Data records:
━━━━━━━━
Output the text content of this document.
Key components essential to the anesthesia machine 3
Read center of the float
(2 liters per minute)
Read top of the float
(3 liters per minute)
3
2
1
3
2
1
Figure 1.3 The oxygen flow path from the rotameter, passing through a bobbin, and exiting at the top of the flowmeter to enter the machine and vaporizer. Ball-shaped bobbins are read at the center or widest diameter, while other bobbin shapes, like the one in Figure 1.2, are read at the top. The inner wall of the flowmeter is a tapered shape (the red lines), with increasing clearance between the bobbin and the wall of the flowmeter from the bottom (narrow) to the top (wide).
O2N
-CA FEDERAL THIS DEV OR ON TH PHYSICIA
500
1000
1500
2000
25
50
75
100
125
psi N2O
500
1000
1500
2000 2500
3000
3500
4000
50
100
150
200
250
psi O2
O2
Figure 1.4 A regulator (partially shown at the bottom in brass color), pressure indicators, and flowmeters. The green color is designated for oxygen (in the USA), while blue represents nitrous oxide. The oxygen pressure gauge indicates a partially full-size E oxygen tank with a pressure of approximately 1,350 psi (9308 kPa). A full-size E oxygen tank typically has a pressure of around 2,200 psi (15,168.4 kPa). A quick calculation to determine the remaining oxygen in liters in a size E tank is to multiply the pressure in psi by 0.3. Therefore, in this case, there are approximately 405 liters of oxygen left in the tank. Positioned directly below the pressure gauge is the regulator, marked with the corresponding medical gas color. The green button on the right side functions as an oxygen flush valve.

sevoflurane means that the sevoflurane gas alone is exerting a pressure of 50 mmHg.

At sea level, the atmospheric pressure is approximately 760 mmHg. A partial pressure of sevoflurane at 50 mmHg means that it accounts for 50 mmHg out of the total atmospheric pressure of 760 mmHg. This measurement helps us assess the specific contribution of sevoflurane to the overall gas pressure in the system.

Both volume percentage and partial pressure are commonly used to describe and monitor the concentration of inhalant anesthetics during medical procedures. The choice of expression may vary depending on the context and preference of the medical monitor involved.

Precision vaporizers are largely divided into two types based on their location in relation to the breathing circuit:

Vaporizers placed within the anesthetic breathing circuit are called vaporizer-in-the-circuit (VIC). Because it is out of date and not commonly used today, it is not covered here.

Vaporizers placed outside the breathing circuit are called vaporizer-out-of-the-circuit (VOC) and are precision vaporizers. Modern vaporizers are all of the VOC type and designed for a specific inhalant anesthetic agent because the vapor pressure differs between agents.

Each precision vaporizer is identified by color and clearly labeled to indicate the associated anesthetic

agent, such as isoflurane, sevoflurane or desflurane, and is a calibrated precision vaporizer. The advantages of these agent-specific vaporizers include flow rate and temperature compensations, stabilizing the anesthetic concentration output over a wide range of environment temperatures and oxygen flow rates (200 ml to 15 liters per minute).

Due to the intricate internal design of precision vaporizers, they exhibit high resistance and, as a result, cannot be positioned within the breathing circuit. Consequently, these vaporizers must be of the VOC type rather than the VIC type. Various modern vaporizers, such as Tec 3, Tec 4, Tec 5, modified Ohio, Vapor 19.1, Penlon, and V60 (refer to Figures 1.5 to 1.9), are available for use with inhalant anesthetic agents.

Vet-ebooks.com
━━━━━━━━
**Your goal**
Repeat each entry word for word.

**Finished task**
Output the text content of this document.
Key components essential to the anesthesia machine 3
Read center of the float
(2 liters per minute)
Read top of the float
(3 liters per minute)
3
2
1
3
2
1
Figure 1.3 The oxygen flow path from the rotameter, passing through a bobbin, and exiting at the top of the flowmeter to enter the machine and vaporizer. Ball-shaped bobbins are read at the center or widest diameter, while other bobbin shapes, like the one in Figure 1.2, are read at the top. The inner wall of the flowmeter is a tapered shape (the red lines), with increasing clearance between the bobbin and the wall of the flowmeter from the bottom (narrow) to the top (wide).
O2N
-CA FEDERAL THIS DEV OR ON TH PHYSICIA
500
1000
1500
2000
25
50
75
100
125
psi N2O
500
1000
1500
2000 2500
3000
3500
4000
50
100
150
200
250
psi O2
O2
Figure 1.4 A regulator (partially shown at the bottom in brass color), pressure indicators, and flowmeters. The green color is designated for oxygen (in the USA), while blue represents nitrous oxide. The oxygen pressure gauge indicates a partially full-size E oxygen tank with a pressure of approximately 1,350 psi (9308 kPa). A full-size E oxygen tank typically has a pressure of around 2,200 psi (15,168.4 kPa). A quick calculation to determine the remaining oxygen in liters in a size E tank is to multiply the pressure in psi by 0.3. Therefore, in this case, there are approximately 405 liters of oxygen left in the tank. Positioned directly below the pressure gauge is the regulator, marked with the corresponding medical gas color. The green button on the right side functions as an oxygen flush valve.

sevoflurane means that the sevoflurane gas alone is exerting a pressure of 50 mmHg.

At sea level, the atmospheric pressure is approximately 760 mmHg. A partial pressure of sevoflurane at 50 mmHg means that it accounts for 50 mmHg out of the total atmospheric pressure of 760 mmHg. This measurement helps us assess the specific contribution of sevoflurane to the overall gas pressure in the system.

Both volume percentage and partial pressure are commonly used to describe and monitor the concentration of inhalant anesthetics during medical procedures. The choice of expression may vary depending on the context and preference of the medical monitor involved.

Precision vaporizers are largely divided into two types based on their location in relation to the breathing circuit:

Vaporizers placed within the anesthetic breathing circuit are called vaporizer-in-the-circuit (VIC). Because it is out of date and not commonly used today, it is not covered here.

Vaporizers placed outside the breathing circuit are called vaporizer-out-of-the-circuit (VOC) and are precision vaporizers. Modern vaporizers are all of the VOC type and designed for a specific inhalant anesthetic agent because the vapor pressure differs between agents.

Each precision vaporizer is identified by color and clearly labeled to indicate the associated anesthetic

agent, such as isoflurane, sevoflurane or desflurane, and is a calibrated precision vaporizer. The advantages of these agent-specific vaporizers include flow rate and temperature compensations, stabilizing the anesthetic concentration output over a wide range of environment temperatures and oxygen flow rates (200 ml to 15 liters per minute).

Due to the intricate internal design of precision vaporizers, they exhibit high resistance and, as a result, cannot be positioned within the breathing circuit. Consequently, these vaporizers must be of the VOC type rather than the VIC type. Various modern vaporizers, such as Tec 3, Tec 4, Tec 5, modified Ohio, Vapor 19.1, Penlon, and V60 (refer to Figures 1.5 to 1.9), are available for use with inhalant anesthetic agents.

Vet-ebooks.com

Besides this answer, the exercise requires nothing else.